## [Required task]
Across the listing below, how many lines hold "JSON"? Reply with the number by itself.

---------------

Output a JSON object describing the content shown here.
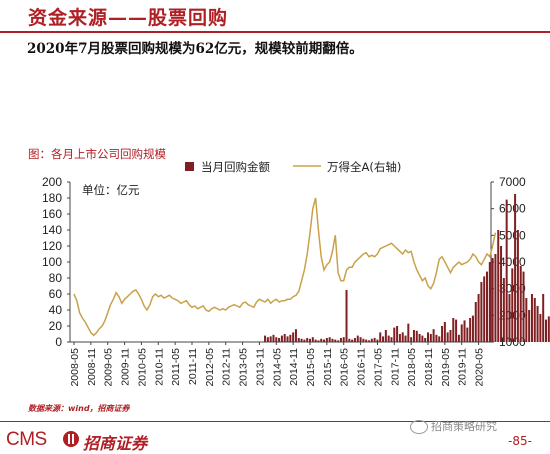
{
  "header": {
    "title": "资金来源——股票回购",
    "subtitle": "2020年7月股票回购规模为62亿元，规模较前期翻倍。"
  },
  "chart_caption": "图：各月上市公司回购规模",
  "chart_data": {
    "type": "bar+line",
    "unit_label": "单位：亿元",
    "legend": [
      "当月回购金额",
      "万得全A(右轴)"
    ],
    "legend_placement": "top-center",
    "y_left": {
      "ylim": [
        0,
        200
      ],
      "ticks": [
        0,
        20,
        40,
        60,
        80,
        100,
        120,
        140,
        160,
        180,
        200
      ]
    },
    "y_right": {
      "ylim": [
        1000,
        7000
      ],
      "ticks": [
        1000,
        2000,
        3000,
        4000,
        5000,
        6000,
        7000
      ]
    },
    "x_tick_labels": [
      "2008-05",
      "2008-11",
      "2009-05",
      "2009-11",
      "2010-05",
      "2010-11",
      "2011-05",
      "2011-11",
      "2012-05",
      "2012-11",
      "2013-05",
      "2013-11",
      "2014-05",
      "2014-11",
      "2015-05",
      "2015-11",
      "2016-05",
      "2016-11",
      "2017-05",
      "2017-11",
      "2018-05",
      "2018-11",
      "2019-05",
      "2019-11",
      "2020-05"
    ],
    "series_bar": {
      "name": "当月回购金额",
      "start": "2008-05",
      "values": [
        0,
        0,
        0,
        0,
        0,
        0,
        0,
        0,
        0,
        0,
        0,
        0,
        0,
        0,
        0,
        0,
        0,
        0,
        0,
        0,
        0,
        0,
        0,
        0,
        0,
        0,
        0,
        0,
        0,
        0,
        0,
        0,
        0,
        0,
        0,
        0,
        0,
        0,
        0,
        0,
        0,
        0,
        0,
        0,
        0,
        0,
        0,
        0,
        0,
        0,
        0,
        0,
        0,
        0,
        0,
        0,
        0,
        0,
        0,
        0,
        0,
        0,
        0,
        0,
        0,
        0,
        0,
        0,
        8,
        6,
        7,
        9,
        6,
        5,
        8,
        10,
        7,
        9,
        12,
        16,
        5,
        4,
        3,
        5,
        4,
        6,
        3,
        2,
        4,
        3,
        5,
        6,
        4,
        3,
        2,
        5,
        6,
        65,
        4,
        3,
        5,
        8,
        6,
        4,
        3,
        2,
        4,
        5,
        3,
        12,
        7,
        15,
        8,
        6,
        18,
        20,
        10,
        12,
        8,
        23,
        6,
        15,
        14,
        10,
        8,
        5,
        12,
        10,
        16,
        9,
        7,
        20,
        25,
        12,
        15,
        30,
        28,
        9,
        22,
        27,
        18,
        30,
        33,
        50,
        60,
        75,
        82,
        88,
        100,
        105,
        110,
        140,
        120,
        80,
        178,
        60,
        92,
        185,
        140,
        95,
        88,
        55,
        40,
        60,
        55,
        45,
        35,
        60,
        28,
        32,
        62
      ]
    },
    "series_line": {
      "name": "万得全A(右轴)",
      "start": "2008-05",
      "values": [
        2800,
        2550,
        2100,
        1900,
        1750,
        1550,
        1350,
        1250,
        1350,
        1500,
        1600,
        1800,
        2100,
        2400,
        2600,
        2850,
        2700,
        2450,
        2600,
        2700,
        2800,
        2900,
        2950,
        2800,
        2600,
        2350,
        2200,
        2400,
        2700,
        2800,
        2700,
        2750,
        2650,
        2700,
        2750,
        2650,
        2600,
        2550,
        2450,
        2500,
        2550,
        2400,
        2300,
        2350,
        2250,
        2300,
        2350,
        2200,
        2150,
        2250,
        2300,
        2250,
        2200,
        2250,
        2200,
        2300,
        2350,
        2400,
        2350,
        2300,
        2450,
        2500,
        2400,
        2350,
        2300,
        2500,
        2600,
        2550,
        2500,
        2600,
        2450,
        2550,
        2600,
        2500,
        2550,
        2550,
        2600,
        2600,
        2700,
        2750,
        2900,
        3300,
        3700,
        4300,
        5100,
        6000,
        6400,
        5200,
        4200,
        3700,
        3900,
        4000,
        4400,
        5000,
        3600,
        3300,
        3300,
        3700,
        3800,
        3800,
        4000,
        4100,
        4200,
        4300,
        4350,
        4200,
        4250,
        4200,
        4300,
        4500,
        4550,
        4600,
        4650,
        4700,
        4600,
        4500,
        4400,
        4300,
        4450,
        4350,
        4400,
        4000,
        3700,
        3500,
        3300,
        3400,
        3100,
        3000,
        3200,
        3600,
        4100,
        4200,
        4000,
        3800,
        3600,
        3800,
        3900,
        4000,
        3900,
        3950,
        4000,
        4100,
        4300,
        4200,
        4000,
        3900,
        4100,
        4300,
        4200,
        4600,
        5100
      ]
    }
  },
  "source": "数据来源：wind，招商证券",
  "footer": {
    "logo_text": "CMS",
    "logo_cn": "招商证券",
    "wechat": "招商策略研究",
    "page_number": "-85-"
  },
  "colors": {
    "accent": "#b01f24",
    "bar": "#7f1f22",
    "line": "#c8a24a"
  }
}
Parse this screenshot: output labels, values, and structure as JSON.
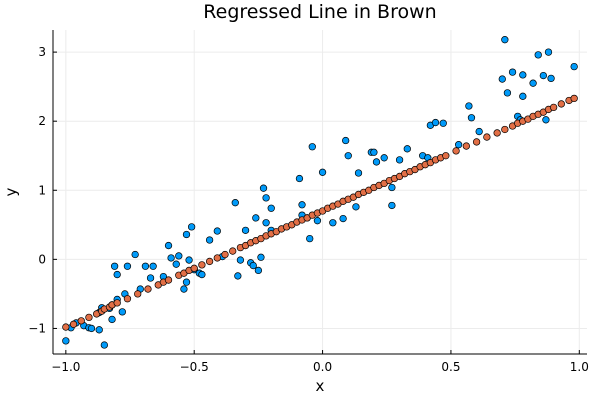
{
  "chart_data": {
    "type": "scatter",
    "title": "Regressed Line in Brown",
    "xlabel": "x",
    "ylabel": "y",
    "xlim": [
      -1.05,
      1.03
    ],
    "ylim": [
      -1.37,
      3.32
    ],
    "xticks": [
      -1.0,
      -0.5,
      0.0,
      0.5,
      1.0
    ],
    "xtick_labels": [
      "−1.0",
      "−0.5",
      "0.0",
      "0.5",
      "1.0"
    ],
    "yticks": [
      -1,
      0,
      1,
      2,
      3
    ],
    "ytick_labels": [
      "−1",
      "0",
      "1",
      "2",
      "3"
    ],
    "grid": true,
    "legend": "none",
    "series": [
      {
        "color": "#009af9",
        "points": [
          [
            -1.0,
            -1.18
          ],
          [
            -0.98,
            -0.99
          ],
          [
            -0.96,
            -0.92
          ],
          [
            -0.93,
            -0.96
          ],
          [
            -0.91,
            -0.99
          ],
          [
            -0.9,
            -1.0
          ],
          [
            -0.87,
            -1.02
          ],
          [
            -0.87,
            -0.77
          ],
          [
            -0.86,
            -0.7
          ],
          [
            -0.85,
            -1.24
          ],
          [
            -0.83,
            -0.71
          ],
          [
            -0.82,
            -0.66
          ],
          [
            -0.82,
            -0.87
          ],
          [
            -0.8,
            -0.58
          ],
          [
            -0.81,
            -0.1
          ],
          [
            -0.8,
            -0.22
          ],
          [
            -0.78,
            -0.76
          ],
          [
            -0.77,
            -0.5
          ],
          [
            -0.76,
            -0.1
          ],
          [
            -0.73,
            0.07
          ],
          [
            -0.71,
            -0.43
          ],
          [
            -0.69,
            -0.1
          ],
          [
            -0.67,
            -0.27
          ],
          [
            -0.66,
            -0.1
          ],
          [
            -0.62,
            -0.25
          ],
          [
            -0.6,
            0.2
          ],
          [
            -0.59,
            0.02
          ],
          [
            -0.57,
            -0.07
          ],
          [
            -0.56,
            0.05
          ],
          [
            -0.54,
            -0.43
          ],
          [
            -0.53,
            0.36
          ],
          [
            -0.53,
            -0.33
          ],
          [
            -0.52,
            -0.01
          ],
          [
            -0.51,
            0.47
          ],
          [
            -0.5,
            -0.15
          ],
          [
            -0.48,
            -0.2
          ],
          [
            -0.47,
            -0.22
          ],
          [
            -0.44,
            0.28
          ],
          [
            -0.41,
            0.41
          ],
          [
            -0.39,
            0.04
          ],
          [
            -0.34,
            0.82
          ],
          [
            -0.33,
            -0.24
          ],
          [
            -0.32,
            -0.01
          ],
          [
            -0.3,
            0.42
          ],
          [
            -0.28,
            -0.05
          ],
          [
            -0.27,
            -0.09
          ],
          [
            -0.26,
            0.6
          ],
          [
            -0.25,
            -0.16
          ],
          [
            -0.24,
            0.03
          ],
          [
            -0.23,
            1.03
          ],
          [
            -0.22,
            0.89
          ],
          [
            -0.22,
            0.53
          ],
          [
            -0.2,
            0.74
          ],
          [
            -0.2,
            0.42
          ],
          [
            -0.09,
            1.17
          ],
          [
            -0.08,
            0.79
          ],
          [
            -0.08,
            0.64
          ],
          [
            -0.06,
            0.6
          ],
          [
            -0.05,
            0.3
          ],
          [
            -0.04,
            1.63
          ],
          [
            -0.02,
            0.56
          ],
          [
            0.0,
            1.26
          ],
          [
            0.04,
            0.53
          ],
          [
            0.08,
            0.59
          ],
          [
            0.09,
            1.72
          ],
          [
            0.1,
            1.5
          ],
          [
            0.13,
            0.76
          ],
          [
            0.14,
            1.25
          ],
          [
            0.19,
            1.55
          ],
          [
            0.2,
            1.55
          ],
          [
            0.21,
            1.41
          ],
          [
            0.24,
            1.47
          ],
          [
            0.27,
            0.78
          ],
          [
            0.27,
            1.04
          ],
          [
            0.3,
            1.44
          ],
          [
            0.33,
            1.6
          ],
          [
            0.39,
            1.5
          ],
          [
            0.41,
            1.47
          ],
          [
            0.42,
            1.94
          ],
          [
            0.44,
            1.98
          ],
          [
            0.47,
            1.97
          ],
          [
            0.53,
            1.66
          ],
          [
            0.57,
            2.22
          ],
          [
            0.58,
            2.05
          ],
          [
            0.61,
            1.85
          ],
          [
            0.7,
            2.61
          ],
          [
            0.71,
            3.18
          ],
          [
            0.72,
            2.41
          ],
          [
            0.74,
            2.71
          ],
          [
            0.76,
            2.07
          ],
          [
            0.77,
            2.02
          ],
          [
            0.78,
            2.67
          ],
          [
            0.78,
            2.36
          ],
          [
            0.82,
            2.55
          ],
          [
            0.84,
            2.96
          ],
          [
            0.86,
            2.66
          ],
          [
            0.87,
            2.02
          ],
          [
            0.88,
            3.0
          ],
          [
            0.89,
            2.62
          ],
          [
            0.98,
            2.79
          ]
        ]
      },
      {
        "color": "#e26f46",
        "points": [
          [
            -1.0,
            -0.98
          ],
          [
            -0.97,
            -0.94
          ],
          [
            -0.94,
            -0.89
          ],
          [
            -0.91,
            -0.84
          ],
          [
            -0.88,
            -0.79
          ],
          [
            -0.86,
            -0.75
          ],
          [
            -0.85,
            -0.72
          ],
          [
            -0.83,
            -0.69
          ],
          [
            -0.82,
            -0.66
          ],
          [
            -0.8,
            -0.63
          ],
          [
            -0.76,
            -0.57
          ],
          [
            -0.72,
            -0.5
          ],
          [
            -0.68,
            -0.43
          ],
          [
            -0.64,
            -0.37
          ],
          [
            -0.62,
            -0.33
          ],
          [
            -0.6,
            -0.3
          ],
          [
            -0.56,
            -0.23
          ],
          [
            -0.54,
            -0.2
          ],
          [
            -0.52,
            -0.16
          ],
          [
            -0.5,
            -0.13
          ],
          [
            -0.47,
            -0.08
          ],
          [
            -0.44,
            -0.03
          ],
          [
            -0.41,
            0.02
          ],
          [
            -0.38,
            0.07
          ],
          [
            -0.35,
            0.12
          ],
          [
            -0.32,
            0.17
          ],
          [
            -0.3,
            0.2
          ],
          [
            -0.28,
            0.24
          ],
          [
            -0.26,
            0.27
          ],
          [
            -0.24,
            0.3
          ],
          [
            -0.22,
            0.34
          ],
          [
            -0.2,
            0.37
          ],
          [
            -0.18,
            0.4
          ],
          [
            -0.16,
            0.44
          ],
          [
            -0.14,
            0.47
          ],
          [
            -0.12,
            0.5
          ],
          [
            -0.1,
            0.54
          ],
          [
            -0.08,
            0.57
          ],
          [
            -0.06,
            0.6
          ],
          [
            -0.04,
            0.64
          ],
          [
            -0.02,
            0.67
          ],
          [
            0.0,
            0.7
          ],
          [
            0.02,
            0.74
          ],
          [
            0.04,
            0.77
          ],
          [
            0.06,
            0.8
          ],
          [
            0.08,
            0.84
          ],
          [
            0.1,
            0.87
          ],
          [
            0.12,
            0.9
          ],
          [
            0.14,
            0.94
          ],
          [
            0.16,
            0.97
          ],
          [
            0.18,
            1.0
          ],
          [
            0.2,
            1.04
          ],
          [
            0.22,
            1.07
          ],
          [
            0.24,
            1.1
          ],
          [
            0.26,
            1.14
          ],
          [
            0.28,
            1.17
          ],
          [
            0.3,
            1.2
          ],
          [
            0.32,
            1.24
          ],
          [
            0.34,
            1.27
          ],
          [
            0.36,
            1.3
          ],
          [
            0.38,
            1.34
          ],
          [
            0.4,
            1.37
          ],
          [
            0.42,
            1.4
          ],
          [
            0.44,
            1.44
          ],
          [
            0.46,
            1.47
          ],
          [
            0.48,
            1.5
          ],
          [
            0.52,
            1.57
          ],
          [
            0.56,
            1.64
          ],
          [
            0.6,
            1.7
          ],
          [
            0.64,
            1.77
          ],
          [
            0.68,
            1.83
          ],
          [
            0.71,
            1.88
          ],
          [
            0.74,
            1.93
          ],
          [
            0.76,
            1.97
          ],
          [
            0.78,
            2.0
          ],
          [
            0.8,
            2.03
          ],
          [
            0.82,
            2.07
          ],
          [
            0.84,
            2.1
          ],
          [
            0.86,
            2.13
          ],
          [
            0.88,
            2.17
          ],
          [
            0.9,
            2.2
          ],
          [
            0.93,
            2.25
          ],
          [
            0.96,
            2.3
          ],
          [
            0.98,
            2.33
          ]
        ]
      }
    ]
  }
}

---------------

## [Correct output]
2